## Extrait fourni
════════════════════
Ces difficultés circonstancielles s'ajoutent, hasard du calendrier, à une baisse des aides au bio. Il reste aujourd'hui l'aide à la conversion, et qui dure cinq ans pour les agriculteurs qui en font la demande. Une aide "essentielle" mais désormais solitaire. Car l'aide au maintien en bio, cinq ans de plus, a été supprimée par la politique agricole commune (Pac) version 2023 (la région Centre-Val de Loire a décidé de la maintenir en 2023, ndlr). "Une conversion, ce sont de gros investissements, alors il faut plus que cinq ans pour amortir", soutient Julie Valarcher.
════════════════════
## Lignes
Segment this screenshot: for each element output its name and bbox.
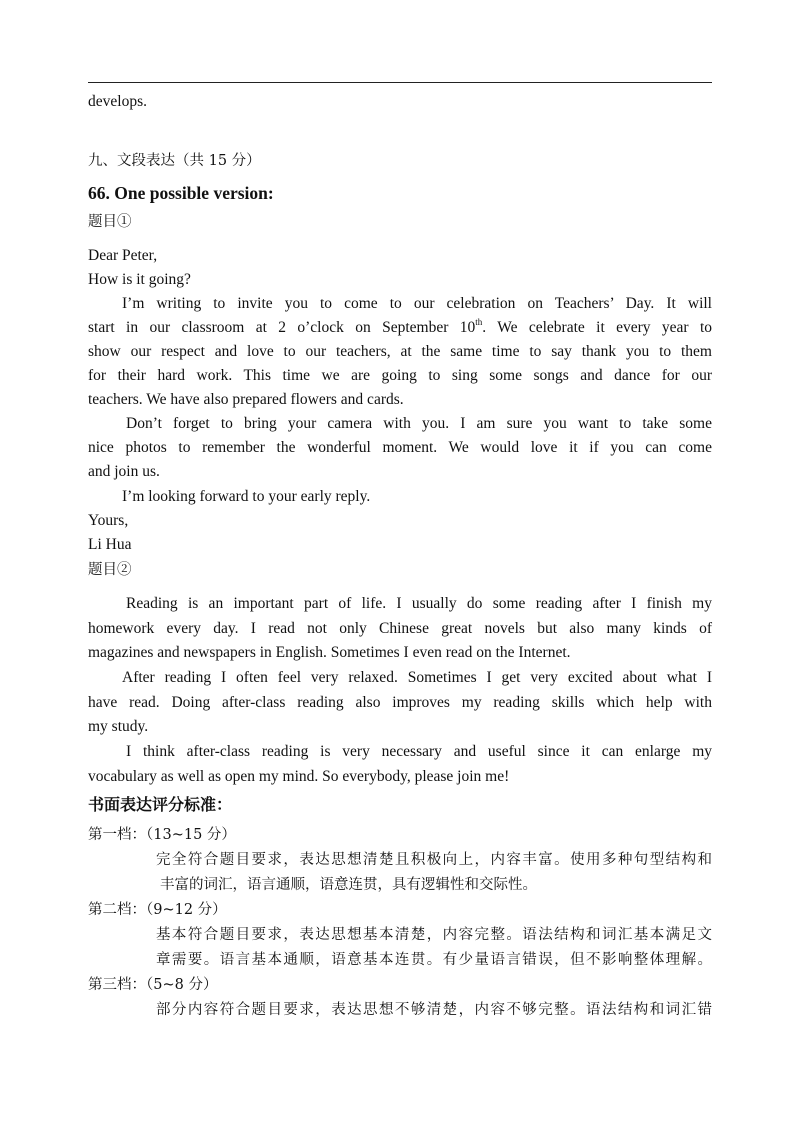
criteria-level-text: 完全符合题目要求，表达思想清楚且积极向上，内容丰富。使用多种句型结构和 — [156, 852, 712, 868]
criteria-level-text: 基本符合题目要求，表达思想基本清楚，内容完整。语法结构和词汇基本满足文 — [156, 927, 712, 943]
letter-p1-line: for their hard work. This time we are going to sing some songs and dance for our — [88, 367, 712, 384]
essay-p1-line: homework every day. I read not only Chinese great novels but also many kinds of — [88, 620, 712, 637]
topic-1-label: 题目① — [88, 214, 132, 230]
letter-p1-line: start in our classroom at 2 o’clock on September 10th. We celebrate it every year to — [88, 317, 713, 336]
criteria-level-label: 第二档：（9~12 分） — [88, 902, 227, 918]
criteria-level-text: 章需要。语言基本通顺，语意基本连贯。有少量语言错误，但不影响整体理解。 — [156, 952, 712, 968]
essay-p1-line: Reading is an important part of life. I usually do some reading after I finish my — [126, 595, 712, 612]
essay-p3-line: vocabulary as well as open my mind. So everybody, please join me! — [88, 768, 510, 785]
letter-p2-line: and join us. — [88, 463, 160, 480]
letter-p3: I’m looking forward to your early reply. — [122, 488, 371, 505]
letter-greeting: Dear Peter, — [88, 247, 158, 264]
essay-p2-line: my study. — [88, 718, 149, 735]
topic-2-label: 题目② — [88, 562, 132, 578]
criteria-level-text: 丰富的词汇，语言通顺，语意连贯，具有逻辑性和交际性。 — [160, 877, 537, 893]
criteria-level-label: 第一档：（13~15 分） — [88, 827, 236, 843]
letter-closing: Yours, — [88, 512, 129, 529]
essay-p3-line: I think after-class reading is very necessary and useful since it can enlarge my — [126, 743, 712, 760]
criteria-level-text: 部分内容符合题目要求，表达思想不够清楚，内容不够完整。语法结构和词汇错 — [156, 1002, 712, 1018]
letter-p2-line: Don’t forget to bring your camera with you. I am sure you want to take some — [126, 415, 712, 432]
essay-p2-line: have read. Doing after-class reading also improves my reading skills which help with — [88, 694, 712, 711]
letter-p1-line: show our respect and love to our teachers, at the same time to say thank you to them — [88, 343, 712, 360]
criteria-title: 书面表达评分标准： — [88, 795, 233, 814]
letter-opening: How is it going? — [88, 271, 191, 288]
section-title: 九、文段表达（共 15 分） — [88, 153, 261, 169]
header-rule — [88, 82, 712, 83]
criteria-level-label: 第三档：（5~8 分） — [88, 977, 218, 993]
essay-p2-line: After reading I often feel very relaxed. Sometimes I get very excited about what I — [122, 669, 712, 686]
letter-p1-line: teachers. We have also prepared flowers and cards. — [88, 391, 404, 408]
essay-p1-line: magazines and newspapers in English. Sometimes I even read on the Internet. — [88, 644, 571, 661]
letter-p1-line: I’m writing to invite you to come to our celebration on Teachers’ Day. It will — [122, 295, 712, 312]
letter-signature: Li Hua — [88, 536, 132, 553]
letter-p2-line: nice photos to remember the wonderful moment. We would love it if you can come — [88, 439, 712, 456]
question-66-heading: 66. One possible version: — [88, 183, 274, 203]
previous-answer-tail: develops. — [88, 93, 147, 110]
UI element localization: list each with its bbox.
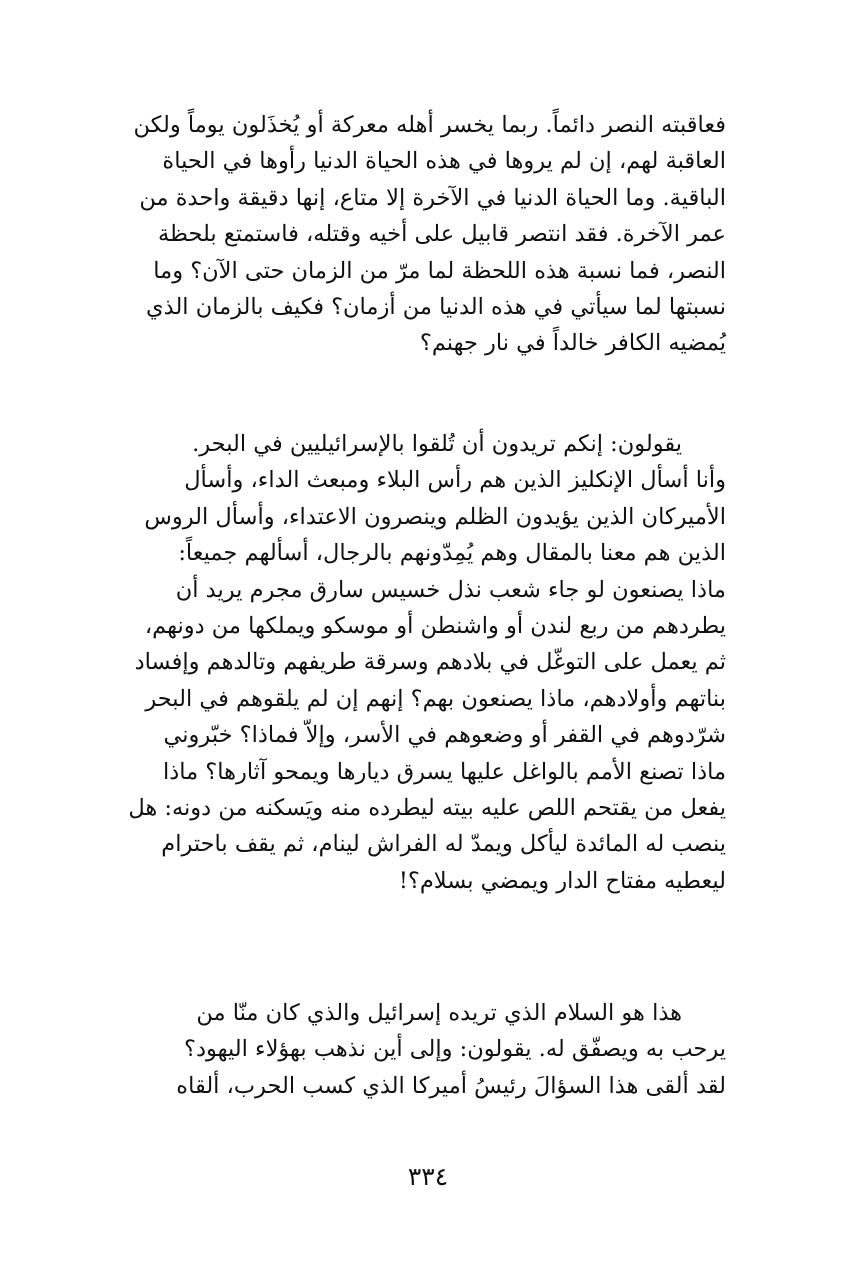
text-line: شرّدوهم في القفر أو وضعوهم في الأسر، وإلاّ فماذا؟ خبّروني xyxy=(163,722,726,749)
text-line: عمر الآخرة. فقد انتصر قابيل على أخيه وقتله، فاستمتع بلحظة xyxy=(157,221,726,248)
text-line: الباقية. وما الحياة الدنيا في الآخرة إلا متاع، إنها دقيقة واحدة من xyxy=(139,184,726,211)
text-line: الذين هم معنا بالمقال وهم يُمِدّونهم بالرجال، أسألهم جميعاً: xyxy=(178,540,726,567)
text-line: وأنا أسأل الإنكليز الذين هم رأس البلاء ومبعث الداء، وأسأل xyxy=(184,467,726,494)
paragraph-1 xyxy=(116,107,726,362)
text-line: ماذا تصنع الأمم بالواغل عليها يسرق ديارها ويمحو آثارها؟ ماذا xyxy=(162,758,726,785)
text-line: يُمضيه الكافر خالداً في نار جهنم؟ xyxy=(419,330,726,357)
text-line: يفعل من يقتحم اللص عليه بيته ليطرده منه ويَسكنه من دونه: هل xyxy=(128,795,726,822)
text-line: ينصب له المائدة ليأكل ويمدّ له الفراش لينام، ثم يقف باحترام xyxy=(161,831,726,858)
text-line: يطردهم من ربع لندن أو واشنطن أو موسكو ويملكها من دونهم، xyxy=(144,613,726,640)
text-line: الأميركان الذين يؤيدون الظلم وينصرون الاعتداء، وأسأل الروس xyxy=(144,503,726,530)
paragraph-2 xyxy=(116,426,726,899)
paragraph-3 xyxy=(116,995,726,1104)
text-line: فعاقبته النصر دائماً. ربما يخسر أهله معركة أو يُخذَلون يوماً ولكن xyxy=(133,112,726,138)
text-line: ثم يعمل على التوغّل في بلادهم وسرقة طريفهم وتالدهم وإفساد xyxy=(134,649,726,676)
text-line: ليعطيه مفتاح الدار ويمضي بسلام؟! xyxy=(398,867,726,894)
text-line: يقولون: إنكم تريدون أن تُلقوا بالإسرائيليين في البحر. xyxy=(192,431,682,457)
text-line: العاقبة لهم، إن لم يروها في هذه الحياة الدنيا رأوها في الحياة xyxy=(162,148,726,175)
text-line: النصر، فما نسبة هذه اللحظة لما مرّ من الزمان حتى الآن؟ وما xyxy=(153,257,726,284)
text-line: يرحب به ويصفّق له. يقولون: وإلى أين نذهب بهؤلاء اليهود؟ xyxy=(184,1036,726,1063)
text-line: لقد ألقى هذا السؤالَ رئيسُ أميركا الذي كسب الحرب، ألقاه xyxy=(176,1072,726,1099)
text-line: بناتهم وأولادهم، ماذا يصنعون بهم؟ إنهم إن لم يلقوهم في البحر xyxy=(145,685,726,712)
text-line: هذا هو السلام الذي تريده إسرائيل والذي كان منّا من xyxy=(196,1000,682,1026)
text-line: نسبتها لما سيأتي في هذه الدنيا من أزمان؟ فكيف بالزمان الذي xyxy=(146,294,726,321)
page-number: ٣٣٤ xyxy=(407,1162,449,1191)
text-line: ماذا يصنعون لو جاء شعب نذل خسيس سارق مجرم يريد أن xyxy=(175,576,726,603)
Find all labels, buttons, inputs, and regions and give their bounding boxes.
════════════════════
## Tâches à réaliser
1. Dans l'extrait fourni sur la baisse des aides au bio, relevez, dans l'ordre, chaque expression qui indique une durée en années.
2. Reprenez le texte sur la baisse des aides au bio à la suite de sa dernière phrase, en quelques phrases.

## Résultats attendus
1. « cinq ans » (durée de l'aide à la conversion) ; « cinq ans de plus » (durée de l'aide au maintien en bio) ; « plus que cinq ans » (durée nécessaire pour amortir une conversion).

2.
Moral au plus bas

Toutes ces difficultés cumulées, l'animatrice du Gabel l'admet : "Depuis un an ou deux, le moral est assez bas chez les producteurs bio, qui se sentent un peu abandonnés par les pouvoirs publics." Virginie Bouchard, elle, évoque "des nuits très courtes à se demander si on va avoir du mal à boucler ses fins de mois". Bien sûr, pour une "convaincue" comme elle, l'optimisme reste de mise. "On va espérer des jours meilleurs, on va passer le cap, et on va demander aux autorités de faire passer le message", lance l'agricultrice.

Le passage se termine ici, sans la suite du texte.